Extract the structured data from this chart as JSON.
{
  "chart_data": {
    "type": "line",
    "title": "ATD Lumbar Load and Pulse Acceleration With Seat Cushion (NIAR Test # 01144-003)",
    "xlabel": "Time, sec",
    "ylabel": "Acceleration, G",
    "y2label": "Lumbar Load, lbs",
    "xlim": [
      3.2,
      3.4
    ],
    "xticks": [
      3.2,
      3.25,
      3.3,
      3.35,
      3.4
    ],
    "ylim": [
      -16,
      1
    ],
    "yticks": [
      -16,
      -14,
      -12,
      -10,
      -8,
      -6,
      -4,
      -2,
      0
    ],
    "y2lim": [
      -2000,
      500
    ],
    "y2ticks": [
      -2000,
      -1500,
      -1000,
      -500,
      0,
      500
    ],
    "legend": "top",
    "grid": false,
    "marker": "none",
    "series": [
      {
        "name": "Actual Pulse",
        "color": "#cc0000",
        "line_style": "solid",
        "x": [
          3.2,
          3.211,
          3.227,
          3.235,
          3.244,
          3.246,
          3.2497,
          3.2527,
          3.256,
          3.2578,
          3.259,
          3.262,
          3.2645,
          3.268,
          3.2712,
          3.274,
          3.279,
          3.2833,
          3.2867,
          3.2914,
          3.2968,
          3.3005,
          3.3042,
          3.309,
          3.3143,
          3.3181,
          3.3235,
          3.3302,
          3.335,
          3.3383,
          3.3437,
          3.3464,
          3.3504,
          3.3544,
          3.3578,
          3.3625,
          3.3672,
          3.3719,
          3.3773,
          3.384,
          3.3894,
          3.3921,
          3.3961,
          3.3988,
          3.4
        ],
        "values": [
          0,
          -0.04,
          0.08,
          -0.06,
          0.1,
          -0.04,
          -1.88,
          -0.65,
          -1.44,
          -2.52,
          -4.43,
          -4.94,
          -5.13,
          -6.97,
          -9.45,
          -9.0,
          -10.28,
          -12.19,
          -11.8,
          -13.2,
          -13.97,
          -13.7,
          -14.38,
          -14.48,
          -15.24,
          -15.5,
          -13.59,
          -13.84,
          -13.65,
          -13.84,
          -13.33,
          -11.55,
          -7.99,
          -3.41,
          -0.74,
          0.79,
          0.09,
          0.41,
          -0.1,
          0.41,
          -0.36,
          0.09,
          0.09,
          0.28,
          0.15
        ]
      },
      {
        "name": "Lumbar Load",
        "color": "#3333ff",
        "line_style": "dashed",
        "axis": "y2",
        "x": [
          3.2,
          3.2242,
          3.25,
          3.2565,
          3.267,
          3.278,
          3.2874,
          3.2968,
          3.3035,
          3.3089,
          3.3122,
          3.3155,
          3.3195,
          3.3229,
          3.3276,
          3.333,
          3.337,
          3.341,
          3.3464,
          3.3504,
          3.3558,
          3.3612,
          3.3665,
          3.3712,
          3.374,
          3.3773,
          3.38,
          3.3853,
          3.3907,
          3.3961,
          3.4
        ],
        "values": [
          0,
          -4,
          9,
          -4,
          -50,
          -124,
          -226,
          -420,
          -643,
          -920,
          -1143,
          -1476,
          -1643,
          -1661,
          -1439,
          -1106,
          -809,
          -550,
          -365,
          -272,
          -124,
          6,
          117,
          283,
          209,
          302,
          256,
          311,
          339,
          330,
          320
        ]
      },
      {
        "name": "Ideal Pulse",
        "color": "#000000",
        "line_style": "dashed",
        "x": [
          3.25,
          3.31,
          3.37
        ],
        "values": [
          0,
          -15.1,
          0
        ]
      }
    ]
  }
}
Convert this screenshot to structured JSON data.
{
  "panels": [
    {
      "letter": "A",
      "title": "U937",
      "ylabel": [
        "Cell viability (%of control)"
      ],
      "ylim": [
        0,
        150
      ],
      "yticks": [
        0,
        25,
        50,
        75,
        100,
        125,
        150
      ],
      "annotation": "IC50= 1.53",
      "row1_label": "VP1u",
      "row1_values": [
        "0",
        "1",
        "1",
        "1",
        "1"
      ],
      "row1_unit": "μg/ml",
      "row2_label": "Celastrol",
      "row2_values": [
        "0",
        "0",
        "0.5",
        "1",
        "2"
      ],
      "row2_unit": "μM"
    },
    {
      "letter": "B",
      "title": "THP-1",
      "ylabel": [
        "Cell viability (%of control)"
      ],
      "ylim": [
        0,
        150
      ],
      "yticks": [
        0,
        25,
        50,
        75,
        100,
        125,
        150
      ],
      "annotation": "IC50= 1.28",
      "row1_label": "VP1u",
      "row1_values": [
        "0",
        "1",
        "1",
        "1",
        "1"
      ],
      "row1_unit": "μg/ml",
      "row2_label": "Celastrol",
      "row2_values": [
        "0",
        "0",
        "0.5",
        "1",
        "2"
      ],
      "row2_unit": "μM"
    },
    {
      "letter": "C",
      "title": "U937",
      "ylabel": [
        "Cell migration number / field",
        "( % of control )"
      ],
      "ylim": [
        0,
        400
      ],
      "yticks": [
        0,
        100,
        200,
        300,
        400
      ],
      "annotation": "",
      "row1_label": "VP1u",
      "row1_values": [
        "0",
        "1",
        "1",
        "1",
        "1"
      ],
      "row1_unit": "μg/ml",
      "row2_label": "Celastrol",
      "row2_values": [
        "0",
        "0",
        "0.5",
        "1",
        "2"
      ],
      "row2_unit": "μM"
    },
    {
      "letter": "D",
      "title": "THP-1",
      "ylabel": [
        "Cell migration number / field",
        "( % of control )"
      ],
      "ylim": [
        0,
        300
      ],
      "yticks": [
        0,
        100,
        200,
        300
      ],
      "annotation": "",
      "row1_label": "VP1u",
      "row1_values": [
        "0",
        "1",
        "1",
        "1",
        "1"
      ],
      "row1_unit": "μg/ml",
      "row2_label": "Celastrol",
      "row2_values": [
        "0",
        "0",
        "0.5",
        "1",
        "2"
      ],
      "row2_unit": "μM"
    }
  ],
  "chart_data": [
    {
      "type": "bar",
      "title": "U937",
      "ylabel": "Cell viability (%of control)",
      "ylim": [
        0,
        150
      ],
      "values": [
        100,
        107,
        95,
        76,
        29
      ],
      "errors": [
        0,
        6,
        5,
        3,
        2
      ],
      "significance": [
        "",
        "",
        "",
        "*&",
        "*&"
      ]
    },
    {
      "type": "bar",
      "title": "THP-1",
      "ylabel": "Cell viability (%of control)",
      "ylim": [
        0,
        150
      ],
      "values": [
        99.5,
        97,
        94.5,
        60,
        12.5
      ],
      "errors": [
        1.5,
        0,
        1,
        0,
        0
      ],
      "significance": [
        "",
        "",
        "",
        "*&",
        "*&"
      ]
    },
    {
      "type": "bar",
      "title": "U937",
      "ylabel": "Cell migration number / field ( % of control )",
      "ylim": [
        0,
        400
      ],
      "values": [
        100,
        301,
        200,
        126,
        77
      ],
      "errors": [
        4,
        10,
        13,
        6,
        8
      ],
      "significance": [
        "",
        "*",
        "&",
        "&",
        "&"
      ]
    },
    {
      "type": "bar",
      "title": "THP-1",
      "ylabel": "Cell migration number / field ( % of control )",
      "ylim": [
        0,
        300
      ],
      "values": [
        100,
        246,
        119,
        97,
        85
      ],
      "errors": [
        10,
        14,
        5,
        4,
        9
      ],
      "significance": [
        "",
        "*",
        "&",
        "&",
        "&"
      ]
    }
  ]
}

◆ THE TASK: From the first line to the last, retype the data exactly.

◆ RESULT OF THE EXERCISE:
Extract the structured data from this chart as JSON.
{
  "chart_data": {
    "type": "line",
    "title": "ATD Lumbar Load and Pulse Acceleration With Seat Cushion (NIAR Test # 01144-003)",
    "xlabel": "Time, sec",
    "ylabel": "Acceleration, G",
    "y2label": "Lumbar Load, lbs",
    "xlim": [
      3.2,
      3.4
    ],
    "xticks": [
      3.2,
      3.25,
      3.3,
      3.35,
      3.4
    ],
    "ylim": [
      -16,
      1
    ],
    "yticks": [
      -16,
      -14,
      -12,
      -10,
      -8,
      -6,
      -4,
      -2,
      0
    ],
    "y2lim": [
      -2000,
      500
    ],
    "y2ticks": [
      -2000,
      -1500,
      -1000,
      -500,
      0,
      500
    ],
    "legend": "top",
    "grid": false,
    "marker": "none",
    "series": [
      {
        "name": "Actual Pulse",
        "color": "#cc0000",
        "line_style": "solid",
        "x": [
          3.2,
          3.211,
          3.227,
          3.235,
          3.244,
          3.246,
          3.2497,
          3.2527,
          3.256,
          3.2578,
          3.259,
          3.262,
          3.2645,
          3.268,
          3.2712,
          3.274,
          3.279,
          3.2833,
          3.2867,
          3.2914,
          3.2968,
          3.3005,
          3.3042,
          3.309,
          3.3143,
          3.3181,
          3.3235,
          3.3302,
          3.335,
          3.3383,
          3.3437,
          3.3464,
          3.3504,
          3.3544,
          3.3578,
          3.3625,
          3.3672,
          3.3719,
          3.3773,
          3.384,
          3.3894,
          3.3921,
          3.3961,
          3.3988,
          3.4
        ],
        "values": [
          0,
          -0.04,
          0.08,
          -0.06,
          0.1,
          -0.04,
          -1.88,
          -0.65,
          -1.44,
          -2.52,
          -4.43,
          -4.94,
          -5.13,
          -6.97,
          -9.45,
          -9.0,
          -10.28,
          -12.19,
          -11.8,
          -13.2,
          -13.97,
          -13.7,
          -14.38,
          -14.48,
          -15.24,
          -15.5,
          -13.59,
          -13.84,
          -13.65,
          -13.84,
          -13.33,
          -11.55,
          -7.99,
          -3.41,
          -0.74,
          0.79,
          0.09,
          0.41,
          -0.1,
          0.41,
          -0.36,
          0.09,
          0.09,
          0.28,
          0.15
        ]
      },
      {
        "name": "Lumbar Load",
        "color": "#3333ff",
        "line_style": "dashed",
        "axis": "y2",
        "x": [
          3.2,
          3.2242,
          3.25,
          3.2565,
          3.267,
          3.278,
          3.2874,
          3.2968,
          3.3035,
          3.3089,
          3.3122,
          3.3155,
          3.3195,
          3.3229,
          3.3276,
          3.333,
          3.337,
          3.341,
          3.3464,
          3.3504,
          3.3558,
          3.3612,
          3.3665,
          3.3712,
          3.374,
          3.3773,
          3.38,
          3.3853,
          3.3907,
          3.3961,
          3.4
        ],
        "values": [
          0,
          -4,
          9,
          -4,
          -50,
          -124,
          -226,
          -420,
          -643,
          -920,
          -1143,
          -1476,
          -1643,
          -1661,
          -1439,
          -1106,
          -809,
          -550,
          -365,
          -272,
          -124,
          6,
          117,
          283,
          209,
          302,
          256,
          311,
          339,
          330,
          320
        ]
      },
      {
        "name": "Ideal Pulse",
        "color": "#000000",
        "line_style": "dashed",
        "x": [
          3.25,
          3.31,
          3.37
        ],
        "values": [
          0,
          -15.1,
          0
        ]
      }
    ]
  }
}
Convert this screenshot to structured JSON data.
{
  "panels": [
    {
      "letter": "A",
      "title": "U937",
      "ylabel": [
        "Cell viability (%of control)"
      ],
      "ylim": [
        0,
        150
      ],
      "yticks": [
        0,
        25,
        50,
        75,
        100,
        125,
        150
      ],
      "annotation": "IC50= 1.53",
      "row1_label": "VP1u",
      "row1_values": [
        "0",
        "1",
        "1",
        "1",
        "1"
      ],
      "row1_unit": "μg/ml",
      "row2_label": "Celastrol",
      "row2_values": [
        "0",
        "0",
        "0.5",
        "1",
        "2"
      ],
      "row2_unit": "μM"
    },
    {
      "letter": "B",
      "title": "THP-1",
      "ylabel": [
        "Cell viability (%of control)"
      ],
      "ylim": [
        0,
        150
      ],
      "yticks": [
        0,
        25,
        50,
        75,
        100,
        125,
        150
      ],
      "annotation": "IC50= 1.28",
      "row1_label": "VP1u",
      "row1_values": [
        "0",
        "1",
        "1",
        "1",
        "1"
      ],
      "row1_unit": "μg/ml",
      "row2_label": "Celastrol",
      "row2_values": [
        "0",
        "0",
        "0.5",
        "1",
        "2"
      ],
      "row2_unit": "μM"
    },
    {
      "letter": "C",
      "title": "U937",
      "ylabel": [
        "Cell migration number / field",
        "( % of control )"
      ],
      "ylim": [
        0,
        400
      ],
      "yticks": [
        0,
        100,
        200,
        300,
        400
      ],
      "annotation": "",
      "row1_label": "VP1u",
      "row1_values": [
        "0",
        "1",
        "1",
        "1",
        "1"
      ],
      "row1_unit": "μg/ml",
      "row2_label": "Celastrol",
      "row2_values": [
        "0",
        "0",
        "0.5",
        "1",
        "2"
      ],
      "row2_unit": "μM"
    },
    {
      "letter": "D",
      "title": "THP-1",
      "ylabel": [
        "Cell migration number / field",
        "( % of control )"
      ],
      "ylim": [
        0,
        300
      ],
      "yticks": [
        0,
        100,
        200,
        300
      ],
      "annotation": "",
      "row1_label": "VP1u",
      "row1_values": [
        "0",
        "1",
        "1",
        "1",
        "1"
      ],
      "row1_unit": "μg/ml",
      "row2_label": "Celastrol",
      "row2_values": [
        "0",
        "0",
        "0.5",
        "1",
        "2"
      ],
      "row2_unit": "μM"
    }
  ],
  "chart_data": [
    {
      "type": "bar",
      "title": "U937",
      "ylabel": "Cell viability (%of control)",
      "ylim": [
        0,
        150
      ],
      "values": [
        100,
        107,
        95,
        76,
        29
      ],
      "errors": [
        0,
        6,
        5,
        3,
        2
      ],
      "significance": [
        "",
        "",
        "",
        "*&",
        "*&"
      ]
    },
    {
      "type": "bar",
      "title": "THP-1",
      "ylabel": "Cell viability (%of control)",
      "ylim": [
        0,
        150
      ],
      "values": [
        99.5,
        97,
        94.5,
        60,
        12.5
      ],
      "errors": [
        1.5,
        0,
        1,
        0,
        0
      ],
      "significance": [
        "",
        "",
        "",
        "*&",
        "*&"
      ]
    },
    {
      "type": "bar",
      "title": "U937",
      "ylabel": "Cell migration number / field ( % of control )",
      "ylim": [
        0,
        400
      ],
      "values": [
        100,
        301,
        200,
        126,
        77
      ],
      "errors": [
        4,
        10,
        13,
        6,
        8
      ],
      "significance": [
        "",
        "*",
        "&",
        "&",
        "&"
      ]
    },
    {
      "type": "bar",
      "title": "THP-1",
      "ylabel": "Cell migration number / field ( % of control )",
      "ylim": [
        0,
        300
      ],
      "values": [
        100,
        246,
        119,
        97,
        85
      ],
      "errors": [
        10,
        14,
        5,
        4,
        9
      ],
      "significance": [
        "",
        "*",
        "&",
        "&",
        "&"
      ]
    }
  ]
}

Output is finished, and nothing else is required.